Document excerpt —
------------------------------

I also came to know two Georgians, Revaz, and Nugzar, through my Russian friend, Andrei. While I was at Moscovia, we took an excursion to Moscow, and I was able to meet Andrei, his wife, Oksana, and Nugzar Msvenieradze, a well known sports figure for dinner, at a Georgian restaurant. Unfortunately, there was no Kindzmarauli. Russia had banned its import due to tensions between the two countries. It was the beginning of the summer, and the dinner conversation was dominated by a fear that war would soon break out between Russia and Georgia. I could not believe it, because I had been reading the New York Times and other papers on line while I was at Moscovia. There was no mention anywhere of the conflict, not even buried on the back page of the American, British and German papers I tried to read just a little every day. The Western press did not begin to cover the percolating conflict until the eve of the war, which happened in August. I told my friends that any conflicts that existed could surely be settled by negotiations. Andrei and Nugzar were skeptical. They knew better than I. Sadly, I was wrong, and they were right. Less than two weeks after I left an almost Utopian situation at Moscovia, where teenagers and their leaders from 33 countries came to know and even love each other, I was confronted by the harsh reality of the real world when war did indeed break out between Russia and Georgia.
An addendum: The Story of the American Performance at the Festival of International Cultures
I have added many photos from the Festival of International Cultures. Several are courtesy of, Annie Redmond, one of the American students in our delegation.
You will notice the gorgeous folk costumes the students are wearing. Our folk costumes were much more modest- jeans, tee shirts, red arm bands for the boys and red headbands for the girls to evoke the flag. Here is the story behind that.
Toward the middle of the second week there was an all important Festival of International Cultures. This event was a very big deal and was attended by big shots from Moscow, although not Mayor Luzhkov. Students from thirty-three countries were given three to five minutes to perform in front of the entire community and invited guests. Many performed elaborate folk dances in gorgeous folk costumes. We found ourselves in a dilemma. What is an American folk costume? A cowboy outfit? A baseball uniform? Is square dancing really understood throughout the world as an American folk dance? Since I had the honor of leading the first American delegation to this camp, even ACTR, the American Council of Teachers of Russian, located in Washington was not sure quite what to expect and how to prepare us for the experience. We had to wing much of it.

------------------------------

Record set —
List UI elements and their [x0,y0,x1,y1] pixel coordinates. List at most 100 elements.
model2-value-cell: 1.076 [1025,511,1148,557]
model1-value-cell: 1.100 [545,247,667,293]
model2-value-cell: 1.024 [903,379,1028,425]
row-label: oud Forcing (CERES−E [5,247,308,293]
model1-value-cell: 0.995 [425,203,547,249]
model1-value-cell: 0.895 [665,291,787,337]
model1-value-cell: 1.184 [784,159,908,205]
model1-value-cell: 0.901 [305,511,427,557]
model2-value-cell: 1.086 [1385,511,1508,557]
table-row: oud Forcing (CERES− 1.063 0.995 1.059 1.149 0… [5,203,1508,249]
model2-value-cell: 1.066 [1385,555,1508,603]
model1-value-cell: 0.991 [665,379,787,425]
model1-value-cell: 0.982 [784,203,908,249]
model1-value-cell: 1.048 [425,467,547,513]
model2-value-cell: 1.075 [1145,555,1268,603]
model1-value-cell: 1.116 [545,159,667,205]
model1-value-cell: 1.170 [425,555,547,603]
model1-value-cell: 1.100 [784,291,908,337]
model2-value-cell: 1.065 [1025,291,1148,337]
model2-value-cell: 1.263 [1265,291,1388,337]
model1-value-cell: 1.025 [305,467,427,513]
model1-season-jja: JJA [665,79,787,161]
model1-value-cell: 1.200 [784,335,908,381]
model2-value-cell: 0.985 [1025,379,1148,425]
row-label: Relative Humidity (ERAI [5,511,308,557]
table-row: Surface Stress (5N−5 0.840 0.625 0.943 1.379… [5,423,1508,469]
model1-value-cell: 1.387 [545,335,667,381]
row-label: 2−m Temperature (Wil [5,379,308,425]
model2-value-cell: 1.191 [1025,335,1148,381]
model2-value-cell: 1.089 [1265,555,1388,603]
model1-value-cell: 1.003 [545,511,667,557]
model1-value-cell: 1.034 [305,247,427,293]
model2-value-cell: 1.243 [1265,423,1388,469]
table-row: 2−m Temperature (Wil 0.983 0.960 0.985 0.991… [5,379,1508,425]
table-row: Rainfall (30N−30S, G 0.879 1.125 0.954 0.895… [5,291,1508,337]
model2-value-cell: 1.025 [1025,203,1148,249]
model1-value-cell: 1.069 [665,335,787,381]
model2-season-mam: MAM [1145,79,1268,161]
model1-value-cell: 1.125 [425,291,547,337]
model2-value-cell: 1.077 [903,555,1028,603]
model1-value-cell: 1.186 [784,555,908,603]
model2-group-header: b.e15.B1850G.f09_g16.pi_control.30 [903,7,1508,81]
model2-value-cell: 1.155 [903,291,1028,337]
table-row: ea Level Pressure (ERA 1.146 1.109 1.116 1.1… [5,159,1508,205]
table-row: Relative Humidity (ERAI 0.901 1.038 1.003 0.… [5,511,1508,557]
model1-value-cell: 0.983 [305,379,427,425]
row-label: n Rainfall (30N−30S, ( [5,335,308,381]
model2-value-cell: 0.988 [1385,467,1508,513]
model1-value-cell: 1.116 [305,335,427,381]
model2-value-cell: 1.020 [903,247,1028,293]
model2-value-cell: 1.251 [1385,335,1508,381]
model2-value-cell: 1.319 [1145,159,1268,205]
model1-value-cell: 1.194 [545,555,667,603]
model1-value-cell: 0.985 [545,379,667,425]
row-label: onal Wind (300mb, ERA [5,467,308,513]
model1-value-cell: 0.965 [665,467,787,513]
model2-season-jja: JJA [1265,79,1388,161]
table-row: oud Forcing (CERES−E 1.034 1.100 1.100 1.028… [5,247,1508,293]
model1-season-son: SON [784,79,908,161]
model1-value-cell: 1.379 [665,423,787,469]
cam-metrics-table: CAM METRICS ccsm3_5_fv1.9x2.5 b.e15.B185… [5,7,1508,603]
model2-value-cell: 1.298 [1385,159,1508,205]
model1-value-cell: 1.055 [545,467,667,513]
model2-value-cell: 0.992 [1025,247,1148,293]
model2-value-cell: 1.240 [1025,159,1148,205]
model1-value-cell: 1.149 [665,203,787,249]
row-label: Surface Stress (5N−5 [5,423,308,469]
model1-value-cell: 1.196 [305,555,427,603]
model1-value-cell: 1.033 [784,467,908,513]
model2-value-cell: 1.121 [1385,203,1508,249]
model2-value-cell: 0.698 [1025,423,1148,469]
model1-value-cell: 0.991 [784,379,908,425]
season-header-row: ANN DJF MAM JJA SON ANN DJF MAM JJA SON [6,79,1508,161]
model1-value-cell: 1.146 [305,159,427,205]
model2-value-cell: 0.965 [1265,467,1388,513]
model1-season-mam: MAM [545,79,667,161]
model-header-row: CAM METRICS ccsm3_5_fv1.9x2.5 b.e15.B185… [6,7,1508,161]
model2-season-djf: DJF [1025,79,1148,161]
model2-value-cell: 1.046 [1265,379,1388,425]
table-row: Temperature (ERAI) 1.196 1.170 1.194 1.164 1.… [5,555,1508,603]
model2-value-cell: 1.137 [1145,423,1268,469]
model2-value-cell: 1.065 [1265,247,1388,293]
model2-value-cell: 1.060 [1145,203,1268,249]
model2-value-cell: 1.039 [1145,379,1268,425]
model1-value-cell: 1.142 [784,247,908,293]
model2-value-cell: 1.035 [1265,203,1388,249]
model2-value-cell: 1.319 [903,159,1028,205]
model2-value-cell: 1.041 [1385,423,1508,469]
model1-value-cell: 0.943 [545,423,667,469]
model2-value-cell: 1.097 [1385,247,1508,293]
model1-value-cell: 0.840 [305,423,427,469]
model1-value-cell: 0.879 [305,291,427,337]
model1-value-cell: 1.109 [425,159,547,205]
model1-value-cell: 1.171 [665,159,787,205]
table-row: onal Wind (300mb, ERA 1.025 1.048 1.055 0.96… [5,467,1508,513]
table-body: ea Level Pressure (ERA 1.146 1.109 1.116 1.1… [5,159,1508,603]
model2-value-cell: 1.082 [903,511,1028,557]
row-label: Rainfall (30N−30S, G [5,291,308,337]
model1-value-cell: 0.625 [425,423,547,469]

------------------------------

Instruction 1 — Reproduce the entries verbatim, starting at their first line and ending after the line that contains "model1-value-cell: 1.200 [784,335,908,381]", with both of those lines included.
Instruction 2 — Continue the account of the American delegation at Moscovia's Festival of International Cultures from where the text stops.

Expected answer 1 —
List UI elements and their [x0,y0,x1,y1] pixel coordinates. List at most 100 elements.
model2-value-cell: 1.076 [1025,511,1148,557]
model1-value-cell: 1.100 [545,247,667,293]
model2-value-cell: 1.024 [903,379,1028,425]
row-label: oud Forcing (CERES−E [5,247,308,293]
model1-value-cell: 0.995 [425,203,547,249]
model1-value-cell: 0.895 [665,291,787,337]
model1-value-cell: 1.184 [784,159,908,205]
model1-value-cell: 0.901 [305,511,427,557]
model2-value-cell: 1.086 [1385,511,1508,557]
table-row: oud Forcing (CERES− 1.063 0.995 1.059 1.149 0… [5,203,1508,249]
model2-value-cell: 1.066 [1385,555,1508,603]
model1-value-cell: 0.991 [665,379,787,425]
model1-value-cell: 0.982 [784,203,908,249]
model1-value-cell: 1.048 [425,467,547,513]
model2-value-cell: 1.075 [1145,555,1268,603]
model1-value-cell: 1.116 [545,159,667,205]
model1-value-cell: 1.170 [425,555,547,603]
model1-value-cell: 1.100 [784,291,908,337]
model2-value-cell: 1.065 [1025,291,1148,337]
model2-value-cell: 1.263 [1265,291,1388,337]
model1-value-cell: 1.025 [305,467,427,513]
model1-season-jja: JJA [665,79,787,161]
model1-value-cell: 1.200 [784,335,908,381]

Expected answer 2 —
Anyway, I suggested to the kids that rock and roll is a quintessential American art form and that perhaps we could do a series of rock dances beginning with the present and going back in time to 1960 and the Twist. The kids went with it. One girl, Annie Redmond, knew the Soulja Boy dance (At first, I thought it was a contemporary cover for the early Sixties hit, "Solder Boy," but I quickly found out differently! ) Somebody else knew the Electric Slide, and we could all fake The Twist. The folk costumes? White tee shirts, blue jeans and a red band to evoke the flag! We made up signs for the three decades, and I ran out onto the stage and held them up before the kids started dancing. I joined in for The Twist.
We were a big hit! The next day everybody who saw me greeted me with a twist movement. The kids were driven crazy by their friends from all over the world who wanted to download the songs, especially "Soulja Boy," onto their iPods. A loud speaker at the camp played an international array of rock and folk music all day long. The day after our show, we must have heard "Soulja Boy" twenty times! My kids assured me they had the clean version, and that's what we rehearsed to. However, the camp DJ had to download all the music played, and, unawares, he downloaded the dirty version. The kids told me this only after our performance! I figured that I must have listened to it fifty times, and if I, a native speaker of English, had absolutely no idea what he was saying, then neither would any of the Syrians, Egyptians, Turks, Kazakhs, Mongolians, and various and sundry other conservative Muslim citizens of former republics of the Soviet Union, who, as I write this, are no doubt listening to the song on their iPods. Most moving was the fact that after the show, kids from all over, including Syrians and other countries that rather hate us, came up to our kids and asked to pose with them and the U.S. flag. If there were thousands of Moscovias and tens of thousands of kids visited them every year, we might some day eventually even come close to achieving something like world peace. My students were told again and again by their new found friends that they were so happy that met real Americans, because now they knew that we are a good a decent people and that their stereotypes had been destroyed. Our reputation had taken a hit around the world. Five American students helped to restore it, if even a little.
PS. On the final full day of the camp, there was a big ceremony. The Director of the Festival of International Cultures presented me with a special award for the American performance. I was the only delegation leader to receive such an award!